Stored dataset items
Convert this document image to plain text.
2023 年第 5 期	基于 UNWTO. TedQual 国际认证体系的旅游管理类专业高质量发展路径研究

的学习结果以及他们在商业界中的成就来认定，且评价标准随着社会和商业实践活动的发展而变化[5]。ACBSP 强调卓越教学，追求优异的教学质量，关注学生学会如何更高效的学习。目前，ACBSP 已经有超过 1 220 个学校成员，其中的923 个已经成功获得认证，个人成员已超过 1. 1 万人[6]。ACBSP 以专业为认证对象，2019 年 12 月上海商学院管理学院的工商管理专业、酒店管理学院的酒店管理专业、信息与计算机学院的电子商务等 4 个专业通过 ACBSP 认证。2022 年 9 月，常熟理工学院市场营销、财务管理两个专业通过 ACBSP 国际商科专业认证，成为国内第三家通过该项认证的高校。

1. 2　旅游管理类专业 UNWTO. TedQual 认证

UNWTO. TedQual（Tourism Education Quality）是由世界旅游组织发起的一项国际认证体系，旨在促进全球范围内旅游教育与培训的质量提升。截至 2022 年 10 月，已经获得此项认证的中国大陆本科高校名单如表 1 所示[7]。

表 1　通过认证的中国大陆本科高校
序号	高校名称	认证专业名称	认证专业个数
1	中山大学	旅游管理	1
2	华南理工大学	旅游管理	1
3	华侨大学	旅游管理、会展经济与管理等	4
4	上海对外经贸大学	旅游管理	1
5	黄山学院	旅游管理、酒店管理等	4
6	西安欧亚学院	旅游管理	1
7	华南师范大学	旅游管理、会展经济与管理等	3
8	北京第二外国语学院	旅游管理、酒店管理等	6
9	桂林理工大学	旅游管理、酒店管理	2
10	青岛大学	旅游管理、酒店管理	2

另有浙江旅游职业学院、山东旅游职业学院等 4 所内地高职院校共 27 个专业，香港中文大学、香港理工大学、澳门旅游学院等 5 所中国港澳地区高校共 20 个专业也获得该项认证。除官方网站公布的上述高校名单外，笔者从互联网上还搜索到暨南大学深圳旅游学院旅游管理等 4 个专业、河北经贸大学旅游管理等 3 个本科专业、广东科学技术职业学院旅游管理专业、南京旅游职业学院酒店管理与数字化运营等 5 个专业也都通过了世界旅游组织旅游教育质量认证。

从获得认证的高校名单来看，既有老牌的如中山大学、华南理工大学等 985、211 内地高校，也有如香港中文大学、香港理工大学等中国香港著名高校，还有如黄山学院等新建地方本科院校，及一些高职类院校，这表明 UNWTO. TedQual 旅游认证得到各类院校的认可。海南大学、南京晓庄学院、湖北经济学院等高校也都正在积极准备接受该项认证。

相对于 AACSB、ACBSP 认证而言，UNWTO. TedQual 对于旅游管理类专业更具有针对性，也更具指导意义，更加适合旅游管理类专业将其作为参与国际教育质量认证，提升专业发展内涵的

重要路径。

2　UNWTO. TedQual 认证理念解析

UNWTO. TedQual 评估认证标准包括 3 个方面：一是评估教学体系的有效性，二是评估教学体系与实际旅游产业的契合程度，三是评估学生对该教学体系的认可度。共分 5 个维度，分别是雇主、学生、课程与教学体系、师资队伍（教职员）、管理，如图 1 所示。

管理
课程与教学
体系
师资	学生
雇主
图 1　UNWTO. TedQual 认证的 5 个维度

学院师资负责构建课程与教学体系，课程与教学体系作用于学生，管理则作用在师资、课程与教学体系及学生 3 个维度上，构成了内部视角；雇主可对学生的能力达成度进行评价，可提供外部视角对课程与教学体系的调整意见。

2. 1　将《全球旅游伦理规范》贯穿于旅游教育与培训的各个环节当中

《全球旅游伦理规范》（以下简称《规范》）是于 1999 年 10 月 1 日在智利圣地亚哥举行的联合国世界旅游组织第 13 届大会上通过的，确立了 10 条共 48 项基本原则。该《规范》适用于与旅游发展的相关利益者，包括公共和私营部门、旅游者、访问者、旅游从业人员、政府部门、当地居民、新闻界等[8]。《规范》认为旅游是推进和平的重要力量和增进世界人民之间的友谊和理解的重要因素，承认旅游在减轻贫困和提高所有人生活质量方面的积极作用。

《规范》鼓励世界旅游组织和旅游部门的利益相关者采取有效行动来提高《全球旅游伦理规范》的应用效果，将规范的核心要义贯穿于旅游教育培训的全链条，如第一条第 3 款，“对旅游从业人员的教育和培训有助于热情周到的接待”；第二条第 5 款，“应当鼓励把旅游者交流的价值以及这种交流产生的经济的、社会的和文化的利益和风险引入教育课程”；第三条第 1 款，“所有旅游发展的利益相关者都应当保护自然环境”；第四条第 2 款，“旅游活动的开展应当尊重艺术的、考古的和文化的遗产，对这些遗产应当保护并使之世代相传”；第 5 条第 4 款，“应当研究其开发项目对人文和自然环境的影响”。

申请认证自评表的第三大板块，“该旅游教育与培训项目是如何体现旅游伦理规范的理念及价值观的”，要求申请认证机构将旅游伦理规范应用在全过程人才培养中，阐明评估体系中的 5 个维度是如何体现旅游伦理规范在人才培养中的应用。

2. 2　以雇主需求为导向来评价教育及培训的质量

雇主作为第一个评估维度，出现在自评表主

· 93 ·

> [Given exercise]:
Would you reproduce the material above in full, exactly as given?

> [Answer to this problem]:
Convert this document image to plain text.
2023 年第 5 期	基于 UNWTO. TedQual 国际认证体系的旅游管理类专业高质量发展路径研究

的学习结果以及他们在商业界中的成就来认定，且评价标准随着社会和商业实践活动的发展而变化[5]。ACBSP 强调卓越教学，追求优异的教学质量，关注学生学会如何更高效的学习。目前，ACBSP 已经有超过 1 220 个学校成员，其中的923 个已经成功获得认证，个人成员已超过 1. 1 万人[6]。ACBSP 以专业为认证对象，2019 年 12 月上海商学院管理学院的工商管理专业、酒店管理学院的酒店管理专业、信息与计算机学院的电子商务等 4 个专业通过 ACBSP 认证。2022 年 9 月，常熟理工学院市场营销、财务管理两个专业通过 ACBSP 国际商科专业认证，成为国内第三家通过该项认证的高校。

1. 2　旅游管理类专业 UNWTO. TedQual 认证

UNWTO. TedQual（Tourism Education Quality）是由世界旅游组织发起的一项国际认证体系，旨在促进全球范围内旅游教育与培训的质量提升。截至 2022 年 10 月，已经获得此项认证的中国大陆本科高校名单如表 1 所示[7]。

表 1　通过认证的中国大陆本科高校
序号	高校名称	认证专业名称	认证专业个数
1	中山大学	旅游管理	1
2	华南理工大学	旅游管理	1
3	华侨大学	旅游管理、会展经济与管理等	4
4	上海对外经贸大学	旅游管理	1
5	黄山学院	旅游管理、酒店管理等	4
6	西安欧亚学院	旅游管理	1
7	华南师范大学	旅游管理、会展经济与管理等	3
8	北京第二外国语学院	旅游管理、酒店管理等	6
9	桂林理工大学	旅游管理、酒店管理	2
10	青岛大学	旅游管理、酒店管理	2

另有浙江旅游职业学院、山东旅游职业学院等 4 所内地高职院校共 27 个专业，香港中文大学、香港理工大学、澳门旅游学院等 5 所中国港澳地区高校共 20 个专业也获得该项认证。除官方网站公布的上述高校名单外，笔者从互联网上还搜索到暨南大学深圳旅游学院旅游管理等 4 个专业、河北经贸大学旅游管理等 3 个本科专业、广东科学技术职业学院旅游管理专业、南京旅游职业学院酒店管理与数字化运营等 5 个专业也都通过了世界旅游组织旅游教育质量认证。

从获得认证的高校名单来看，既有老牌的如中山大学、华南理工大学等 985、211 内地高校，也有如香港中文大学、香港理工大学等中国香港著名高校，还有如黄山学院等新建地方本科院校，及一些高职类院校，这表明 UNWTO. TedQual 旅游认证得到各类院校的认可。海南大学、南京晓庄学院、湖北经济学院等高校也都正在积极准备接受该项认证。

相对于 AACSB、ACBSP 认证而言，UNWTO. TedQual 对于旅游管理类专业更具有针对性，也更具指导意义，更加适合旅游管理类专业将其作为参与国际教育质量认证，提升专业发展内涵的

重要路径。

2　UNWTO. TedQual 认证理念解析

UNWTO. TedQual 评估认证标准包括 3 个方面：一是评估教学体系的有效性，二是评估教学体系与实际旅游产业的契合程度，三是评估学生对该教学体系的认可度。共分 5 个维度，分别是雇主、学生、课程与教学体系、师资队伍（教职员）、管理，如图 1 所示。

管理
课程与教学
体系
师资	学生
雇主
图 1　UNWTO. TedQual 认证的 5 个维度

学院师资负责构建课程与教学体系，课程与教学体系作用于学生，管理则作用在师资、课程与教学体系及学生 3 个维度上，构成了内部视角；雇主可对学生的能力达成度进行评价，可提供外部视角对课程与教学体系的调整意见。

2. 1　将《全球旅游伦理规范》贯穿于旅游教育与培训的各个环节当中

《全球旅游伦理规范》（以下简称《规范》）是于 1999 年 10 月 1 日在智利圣地亚哥举行的联合国世界旅游组织第 13 届大会上通过的，确立了 10 条共 48 项基本原则。该《规范》适用于与旅游发展的相关利益者，包括公共和私营部门、旅游者、访问者、旅游从业人员、政府部门、当地居民、新闻界等[8]。《规范》认为旅游是推进和平的重要力量和增进世界人民之间的友谊和理解的重要因素，承认旅游在减轻贫困和提高所有人生活质量方面的积极作用。

《规范》鼓励世界旅游组织和旅游部门的利益相关者采取有效行动来提高《全球旅游伦理规范》的应用效果，将规范的核心要义贯穿于旅游教育培训的全链条，如第一条第 3 款，“对旅游从业人员的教育和培训有助于热情周到的接待”；第二条第 5 款，“应当鼓励把旅游者交流的价值以及这种交流产生的经济的、社会的和文化的利益和风险引入教育课程”；第三条第 1 款，“所有旅游发展的利益相关者都应当保护自然环境”；第四条第 2 款，“旅游活动的开展应当尊重艺术的、考古的和文化的遗产，对这些遗产应当保护并使之世代相传”；第 5 条第 4 款，“应当研究其开发项目对人文和自然环境的影响”。

申请认证自评表的第三大板块，“该旅游教育与培训项目是如何体现旅游伦理规范的理念及价值观的”，要求申请认证机构将旅游伦理规范应用在全过程人才培养中，阐明评估体系中的 5 个维度是如何体现旅游伦理规范在人才培养中的应用。

2. 2　以雇主需求为导向来评价教育及培训的质量

雇主作为第一个评估维度，出现在自评表主

· 93 ·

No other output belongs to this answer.